### Exercise brief
Copy out all lines of the records in which the word "товаров" appears.
[BEGIN Records for the exercise]
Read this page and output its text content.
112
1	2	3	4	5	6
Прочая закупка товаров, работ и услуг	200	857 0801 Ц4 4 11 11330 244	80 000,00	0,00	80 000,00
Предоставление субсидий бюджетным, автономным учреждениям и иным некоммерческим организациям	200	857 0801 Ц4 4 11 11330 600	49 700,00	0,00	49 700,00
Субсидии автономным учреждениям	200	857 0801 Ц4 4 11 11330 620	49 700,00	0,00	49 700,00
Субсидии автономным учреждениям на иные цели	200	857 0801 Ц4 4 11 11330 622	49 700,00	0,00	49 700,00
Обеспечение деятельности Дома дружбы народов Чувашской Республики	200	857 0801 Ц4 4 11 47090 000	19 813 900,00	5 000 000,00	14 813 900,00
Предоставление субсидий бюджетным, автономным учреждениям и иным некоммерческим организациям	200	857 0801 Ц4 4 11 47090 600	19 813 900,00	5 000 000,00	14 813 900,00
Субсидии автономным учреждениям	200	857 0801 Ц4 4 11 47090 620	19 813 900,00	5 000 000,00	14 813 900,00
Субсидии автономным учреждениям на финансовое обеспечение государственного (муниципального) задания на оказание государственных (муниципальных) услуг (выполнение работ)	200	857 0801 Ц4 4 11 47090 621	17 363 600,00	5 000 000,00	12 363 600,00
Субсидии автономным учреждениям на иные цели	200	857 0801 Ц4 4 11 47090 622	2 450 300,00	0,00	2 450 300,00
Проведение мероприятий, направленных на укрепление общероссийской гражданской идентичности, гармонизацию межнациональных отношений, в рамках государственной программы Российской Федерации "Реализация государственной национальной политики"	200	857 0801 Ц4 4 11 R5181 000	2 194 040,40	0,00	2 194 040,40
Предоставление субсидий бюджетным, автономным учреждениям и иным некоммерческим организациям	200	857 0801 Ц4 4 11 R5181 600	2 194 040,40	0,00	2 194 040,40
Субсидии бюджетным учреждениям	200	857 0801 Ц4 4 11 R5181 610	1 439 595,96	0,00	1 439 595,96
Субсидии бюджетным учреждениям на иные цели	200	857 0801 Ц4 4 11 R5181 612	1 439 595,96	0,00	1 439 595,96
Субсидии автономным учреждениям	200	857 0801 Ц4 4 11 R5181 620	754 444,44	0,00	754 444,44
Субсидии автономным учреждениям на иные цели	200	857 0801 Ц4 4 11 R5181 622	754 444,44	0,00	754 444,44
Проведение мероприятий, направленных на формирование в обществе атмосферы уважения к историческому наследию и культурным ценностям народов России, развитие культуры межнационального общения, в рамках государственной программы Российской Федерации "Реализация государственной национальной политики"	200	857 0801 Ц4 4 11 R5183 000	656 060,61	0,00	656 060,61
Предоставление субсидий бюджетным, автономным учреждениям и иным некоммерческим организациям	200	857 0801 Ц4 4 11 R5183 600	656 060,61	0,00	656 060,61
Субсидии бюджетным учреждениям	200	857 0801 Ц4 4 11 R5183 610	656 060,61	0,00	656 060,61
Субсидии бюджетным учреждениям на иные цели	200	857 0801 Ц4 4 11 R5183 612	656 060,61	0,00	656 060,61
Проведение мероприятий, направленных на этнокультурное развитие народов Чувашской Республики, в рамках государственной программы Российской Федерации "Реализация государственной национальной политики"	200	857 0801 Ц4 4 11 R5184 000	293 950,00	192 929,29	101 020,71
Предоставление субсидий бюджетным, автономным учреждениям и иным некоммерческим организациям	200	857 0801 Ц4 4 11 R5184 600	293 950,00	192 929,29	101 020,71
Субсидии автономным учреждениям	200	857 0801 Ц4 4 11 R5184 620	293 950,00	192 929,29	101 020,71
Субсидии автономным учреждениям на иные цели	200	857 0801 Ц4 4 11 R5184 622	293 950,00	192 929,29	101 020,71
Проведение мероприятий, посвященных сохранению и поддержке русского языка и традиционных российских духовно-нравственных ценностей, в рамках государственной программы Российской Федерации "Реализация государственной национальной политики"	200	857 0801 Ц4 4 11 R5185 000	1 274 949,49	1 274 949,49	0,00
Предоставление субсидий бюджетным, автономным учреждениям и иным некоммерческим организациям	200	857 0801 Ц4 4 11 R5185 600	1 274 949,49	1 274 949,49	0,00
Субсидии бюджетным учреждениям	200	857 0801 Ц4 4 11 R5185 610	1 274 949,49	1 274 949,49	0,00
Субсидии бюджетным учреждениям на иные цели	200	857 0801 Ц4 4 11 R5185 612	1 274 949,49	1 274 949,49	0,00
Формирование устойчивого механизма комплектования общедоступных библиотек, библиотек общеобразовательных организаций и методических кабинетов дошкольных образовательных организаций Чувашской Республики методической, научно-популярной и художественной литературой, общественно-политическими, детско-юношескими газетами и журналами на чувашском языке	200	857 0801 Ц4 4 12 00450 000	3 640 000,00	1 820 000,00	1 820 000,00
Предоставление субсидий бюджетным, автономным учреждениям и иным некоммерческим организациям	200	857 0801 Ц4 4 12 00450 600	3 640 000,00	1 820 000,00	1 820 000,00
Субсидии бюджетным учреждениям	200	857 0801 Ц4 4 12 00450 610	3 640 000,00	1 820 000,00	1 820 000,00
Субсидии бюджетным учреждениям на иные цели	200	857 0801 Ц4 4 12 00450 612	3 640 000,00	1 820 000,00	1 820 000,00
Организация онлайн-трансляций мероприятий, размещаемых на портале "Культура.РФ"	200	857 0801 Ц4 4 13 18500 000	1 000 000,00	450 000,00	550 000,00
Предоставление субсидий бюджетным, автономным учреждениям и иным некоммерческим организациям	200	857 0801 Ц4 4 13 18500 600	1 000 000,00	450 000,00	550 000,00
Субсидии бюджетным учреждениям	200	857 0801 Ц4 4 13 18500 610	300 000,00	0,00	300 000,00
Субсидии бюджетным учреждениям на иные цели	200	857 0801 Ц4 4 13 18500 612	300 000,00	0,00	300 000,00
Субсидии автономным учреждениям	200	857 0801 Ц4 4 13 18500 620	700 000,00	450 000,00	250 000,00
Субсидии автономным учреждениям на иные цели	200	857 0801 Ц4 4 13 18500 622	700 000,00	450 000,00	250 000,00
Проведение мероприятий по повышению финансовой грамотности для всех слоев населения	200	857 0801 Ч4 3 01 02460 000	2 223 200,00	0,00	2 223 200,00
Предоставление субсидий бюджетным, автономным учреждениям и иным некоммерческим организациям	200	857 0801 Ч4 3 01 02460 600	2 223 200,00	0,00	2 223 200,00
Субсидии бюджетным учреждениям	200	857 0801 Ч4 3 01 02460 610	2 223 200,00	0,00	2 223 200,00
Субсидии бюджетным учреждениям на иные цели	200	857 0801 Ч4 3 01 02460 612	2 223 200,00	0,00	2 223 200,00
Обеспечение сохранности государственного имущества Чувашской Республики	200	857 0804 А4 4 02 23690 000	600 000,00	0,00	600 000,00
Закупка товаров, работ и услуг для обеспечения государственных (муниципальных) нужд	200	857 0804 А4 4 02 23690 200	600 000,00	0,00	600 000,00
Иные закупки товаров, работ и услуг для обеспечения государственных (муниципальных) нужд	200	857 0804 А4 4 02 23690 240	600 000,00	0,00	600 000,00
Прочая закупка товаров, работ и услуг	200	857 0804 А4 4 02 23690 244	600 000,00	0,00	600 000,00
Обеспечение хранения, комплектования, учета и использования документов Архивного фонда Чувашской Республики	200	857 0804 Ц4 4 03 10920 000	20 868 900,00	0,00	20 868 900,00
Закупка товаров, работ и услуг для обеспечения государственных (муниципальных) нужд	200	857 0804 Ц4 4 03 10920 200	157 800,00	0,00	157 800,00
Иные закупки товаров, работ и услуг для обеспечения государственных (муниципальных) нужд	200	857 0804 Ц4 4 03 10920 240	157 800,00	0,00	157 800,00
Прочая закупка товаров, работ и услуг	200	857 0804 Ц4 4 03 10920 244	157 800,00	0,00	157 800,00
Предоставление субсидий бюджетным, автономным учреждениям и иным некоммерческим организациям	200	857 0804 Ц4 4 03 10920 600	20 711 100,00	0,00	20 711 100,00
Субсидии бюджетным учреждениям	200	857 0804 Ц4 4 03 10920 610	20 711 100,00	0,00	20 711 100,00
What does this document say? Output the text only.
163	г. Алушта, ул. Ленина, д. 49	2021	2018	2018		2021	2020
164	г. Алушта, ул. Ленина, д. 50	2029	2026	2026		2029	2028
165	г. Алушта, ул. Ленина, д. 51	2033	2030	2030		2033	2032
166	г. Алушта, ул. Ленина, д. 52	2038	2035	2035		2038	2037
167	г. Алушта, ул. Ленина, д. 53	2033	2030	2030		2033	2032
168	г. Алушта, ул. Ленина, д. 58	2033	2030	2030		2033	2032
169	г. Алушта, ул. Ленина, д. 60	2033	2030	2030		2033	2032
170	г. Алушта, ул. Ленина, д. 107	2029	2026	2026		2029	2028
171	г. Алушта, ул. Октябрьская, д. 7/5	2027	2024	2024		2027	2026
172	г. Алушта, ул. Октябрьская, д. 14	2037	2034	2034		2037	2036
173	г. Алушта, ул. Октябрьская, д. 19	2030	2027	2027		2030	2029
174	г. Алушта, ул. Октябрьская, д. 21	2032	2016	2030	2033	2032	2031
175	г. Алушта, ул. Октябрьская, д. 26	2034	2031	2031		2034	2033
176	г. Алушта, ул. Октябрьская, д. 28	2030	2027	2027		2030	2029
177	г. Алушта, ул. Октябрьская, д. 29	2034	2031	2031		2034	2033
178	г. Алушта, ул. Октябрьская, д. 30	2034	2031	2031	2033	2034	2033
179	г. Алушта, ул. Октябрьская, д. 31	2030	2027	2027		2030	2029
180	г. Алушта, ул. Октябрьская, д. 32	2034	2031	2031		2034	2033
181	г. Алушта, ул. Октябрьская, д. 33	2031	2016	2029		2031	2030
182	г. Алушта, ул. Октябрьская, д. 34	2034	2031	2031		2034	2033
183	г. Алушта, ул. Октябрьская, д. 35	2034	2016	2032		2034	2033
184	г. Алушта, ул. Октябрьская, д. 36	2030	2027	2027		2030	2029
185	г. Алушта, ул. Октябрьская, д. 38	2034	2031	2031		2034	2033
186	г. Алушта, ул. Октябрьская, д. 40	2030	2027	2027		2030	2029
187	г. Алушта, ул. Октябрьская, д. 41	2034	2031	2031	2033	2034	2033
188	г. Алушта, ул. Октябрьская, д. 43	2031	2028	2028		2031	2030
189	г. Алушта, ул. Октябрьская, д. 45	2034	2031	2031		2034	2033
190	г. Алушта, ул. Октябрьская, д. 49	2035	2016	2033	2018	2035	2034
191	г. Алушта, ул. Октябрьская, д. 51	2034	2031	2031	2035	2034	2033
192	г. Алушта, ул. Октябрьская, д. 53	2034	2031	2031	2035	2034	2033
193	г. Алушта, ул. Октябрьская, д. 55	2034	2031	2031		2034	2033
[END Records for the exercise]
### Expected answer
Прочая закупка товаров, работ и услуг	200	857 0801 Ц4 4 11 11330 244	80 000,00	0,00	80 000,00
Закупка товаров, работ и услуг для обеспечения государственных (муниципальных) нужд	200	857 0804 А4 4 02 23690 200	600 000,00	0,00	600 000,00
Иные закупки товаров, работ и услуг для обеспечения государственных (муниципальных) нужд	200	857 0804 А4 4 02 23690 240	600 000,00	0,00	600 000,00
Прочая закупка товаров, работ и услуг	200	857 0804 А4 4 02 23690 244	600 000,00	0,00	600 000,00
Закупка товаров, работ и услуг для обеспечения государственных (муниципальных) нужд	200	857 0804 Ц4 4 03 10920 200	157 800,00	0,00	157 800,00
Иные закупки товаров, работ и услуг для обеспечения государственных (муниципальных) нужд	200	857 0804 Ц4 4 03 10920 240	157 800,00	0,00	157 800,00
Прочая закупка товаров, работ и услуг	200	857 0804 Ц4 4 03 10920 244	157 800,00	0,00	157 800,00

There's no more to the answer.